Work order 1 >>
Answer these questions from the text on the Milwaukee Bucks, each on its own line:
(a) Which team did the 1983 Bucks sweep out of the playoffs?
(b) Which player stole Game 5 from the Hawks?
(c) The hangover from which era will stay with Bucks fans for a while?
Work order 2 >>
From the text on the Milwaukee Bucks, return an exact copy of the part that opens with the words containing "Is he kidding?" and closes with "quickly we forget.".

Extracted text >>
======
That was Journal Sentinel Bucks columnist Michael Hunt writing at the height of Bucks excitement, just moments after Ersan “Bobby Jones” Ilyasova stunned the Hawks by stealing Game 5 right from under their uninspired noses.
Is he kidding? Apparently not. Where was the Milwaukee daily newspaper’s Bucks columnist during the Nellie years? …
…. When in 1983 the Marques-and-Sidney Milwaukee Bucks swept the Bird-McHale-Parrish Boston Celtics out of the playoffs.
Sure, Game 5 against the Hawks was thrilling. But the Bucks didn’t win the series. And they were only playing the Hawks.
Sweeping Larry Bird’s Celtics was the unthinkable impossible. The 1983 Milwaukee Bucks, to this day one of the best teams in NBA history to not win the title, swept Larry Bird’s Celtics. How quickly we forget.
How it is that the Milwaukee daily sports guy has apparently forgotten Nellie and even been dismissive of the Nellie era lately (this isn’t the only recent bout of Nellie forgetfulness by Hunt) is a mystery, one I don’t have time to solve at the moment. For now, let’s say that the hangover from the Michael Redd era will be with Bucks fans for a while, and it has many strange side-effects.
I’d better get to work on a few more of those fish tie blogs.
======
Exercise data >>

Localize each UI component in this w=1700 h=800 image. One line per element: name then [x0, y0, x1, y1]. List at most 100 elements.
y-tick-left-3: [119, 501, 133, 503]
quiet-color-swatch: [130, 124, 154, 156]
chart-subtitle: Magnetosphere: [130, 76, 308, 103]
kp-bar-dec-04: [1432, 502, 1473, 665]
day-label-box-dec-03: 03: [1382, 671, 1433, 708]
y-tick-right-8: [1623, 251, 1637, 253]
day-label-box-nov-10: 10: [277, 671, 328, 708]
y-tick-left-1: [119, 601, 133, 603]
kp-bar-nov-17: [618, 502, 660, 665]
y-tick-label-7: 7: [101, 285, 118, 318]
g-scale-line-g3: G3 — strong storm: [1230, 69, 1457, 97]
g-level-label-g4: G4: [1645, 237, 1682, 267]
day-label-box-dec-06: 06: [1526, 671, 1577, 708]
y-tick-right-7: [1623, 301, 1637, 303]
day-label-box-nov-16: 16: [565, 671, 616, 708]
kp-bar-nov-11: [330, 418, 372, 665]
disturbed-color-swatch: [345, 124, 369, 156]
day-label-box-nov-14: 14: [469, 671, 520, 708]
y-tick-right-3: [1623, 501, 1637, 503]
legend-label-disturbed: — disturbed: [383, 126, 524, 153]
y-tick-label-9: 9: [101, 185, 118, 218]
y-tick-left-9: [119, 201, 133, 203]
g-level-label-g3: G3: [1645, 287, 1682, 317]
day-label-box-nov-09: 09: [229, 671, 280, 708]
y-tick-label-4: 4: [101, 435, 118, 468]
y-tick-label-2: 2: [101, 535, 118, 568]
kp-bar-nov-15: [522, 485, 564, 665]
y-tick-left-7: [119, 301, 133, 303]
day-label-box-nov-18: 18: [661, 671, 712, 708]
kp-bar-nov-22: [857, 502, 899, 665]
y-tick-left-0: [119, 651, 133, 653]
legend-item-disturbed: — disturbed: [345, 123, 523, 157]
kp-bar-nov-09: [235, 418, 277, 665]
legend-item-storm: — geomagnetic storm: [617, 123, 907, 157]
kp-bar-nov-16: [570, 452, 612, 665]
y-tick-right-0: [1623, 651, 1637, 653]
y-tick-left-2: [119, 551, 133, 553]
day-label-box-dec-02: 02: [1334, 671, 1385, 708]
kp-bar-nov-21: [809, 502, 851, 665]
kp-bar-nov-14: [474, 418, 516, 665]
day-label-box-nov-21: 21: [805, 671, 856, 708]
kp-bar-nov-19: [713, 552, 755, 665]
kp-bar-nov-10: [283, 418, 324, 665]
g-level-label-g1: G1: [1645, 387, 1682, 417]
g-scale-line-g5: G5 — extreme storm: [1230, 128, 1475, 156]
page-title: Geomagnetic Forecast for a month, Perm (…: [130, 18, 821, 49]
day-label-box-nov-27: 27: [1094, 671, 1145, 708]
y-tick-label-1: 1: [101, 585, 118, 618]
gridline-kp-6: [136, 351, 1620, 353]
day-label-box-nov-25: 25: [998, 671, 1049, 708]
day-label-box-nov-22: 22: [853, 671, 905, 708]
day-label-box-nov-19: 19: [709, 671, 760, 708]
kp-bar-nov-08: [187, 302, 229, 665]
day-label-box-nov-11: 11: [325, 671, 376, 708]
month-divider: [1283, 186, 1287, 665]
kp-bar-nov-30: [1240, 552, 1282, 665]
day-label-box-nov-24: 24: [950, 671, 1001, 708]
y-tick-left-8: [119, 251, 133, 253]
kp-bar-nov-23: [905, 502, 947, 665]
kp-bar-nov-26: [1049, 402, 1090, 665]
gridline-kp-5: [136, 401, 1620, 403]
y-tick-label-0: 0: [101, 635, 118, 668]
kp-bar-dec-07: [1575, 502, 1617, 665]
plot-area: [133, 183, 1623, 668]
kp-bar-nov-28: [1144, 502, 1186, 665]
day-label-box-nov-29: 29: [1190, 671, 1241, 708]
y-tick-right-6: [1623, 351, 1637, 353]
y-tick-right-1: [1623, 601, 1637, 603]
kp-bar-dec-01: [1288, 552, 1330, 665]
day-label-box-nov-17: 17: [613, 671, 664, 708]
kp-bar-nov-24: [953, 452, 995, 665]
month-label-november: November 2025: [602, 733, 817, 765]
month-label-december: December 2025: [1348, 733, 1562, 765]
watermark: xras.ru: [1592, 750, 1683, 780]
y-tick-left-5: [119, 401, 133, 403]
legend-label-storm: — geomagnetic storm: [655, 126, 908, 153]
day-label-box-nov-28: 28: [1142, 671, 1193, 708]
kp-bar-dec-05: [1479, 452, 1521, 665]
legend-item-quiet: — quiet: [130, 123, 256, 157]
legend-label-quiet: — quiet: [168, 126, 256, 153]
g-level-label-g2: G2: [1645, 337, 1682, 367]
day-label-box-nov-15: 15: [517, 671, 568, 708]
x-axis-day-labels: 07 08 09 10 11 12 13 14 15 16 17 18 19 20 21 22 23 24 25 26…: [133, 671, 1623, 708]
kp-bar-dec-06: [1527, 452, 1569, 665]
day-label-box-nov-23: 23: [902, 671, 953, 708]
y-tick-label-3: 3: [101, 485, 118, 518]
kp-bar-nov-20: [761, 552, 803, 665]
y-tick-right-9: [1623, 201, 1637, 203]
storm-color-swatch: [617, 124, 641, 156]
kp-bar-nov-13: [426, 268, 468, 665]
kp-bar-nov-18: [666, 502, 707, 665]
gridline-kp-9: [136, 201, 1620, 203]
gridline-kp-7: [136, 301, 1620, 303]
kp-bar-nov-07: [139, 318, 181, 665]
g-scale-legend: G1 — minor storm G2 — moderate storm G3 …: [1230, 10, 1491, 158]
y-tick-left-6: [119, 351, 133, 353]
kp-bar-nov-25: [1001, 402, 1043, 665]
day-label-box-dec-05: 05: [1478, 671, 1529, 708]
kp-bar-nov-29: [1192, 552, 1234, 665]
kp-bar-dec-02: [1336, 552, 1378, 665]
======
Task output 1 >>
(a) The Boston Celtics
(b) Ersan Ilyasova
(c) The Michael Redd era

Task output 2 >>
Is he kidding? Apparently not. Where was the Milwaukee daily newspaper’s Bucks columnist during the Nellie years? …
…. When in 1983 the Marques-and-Sidney Milwaukee Bucks swept the Bird-McHale-Parrish Boston Celtics out of the playoffs.
Sure, Game 5 against the Hawks was thrilling. But the Bucks didn’t win the series. And they were only playing the Hawks.
Sweeping Larry Bird’s Celtics was the unthinkable impossible. The 1983 Milwaukee Bucks, to this day one of the best teams in NBA history to not win the title, swept Larry Bird’s Celtics. How quickly we forget.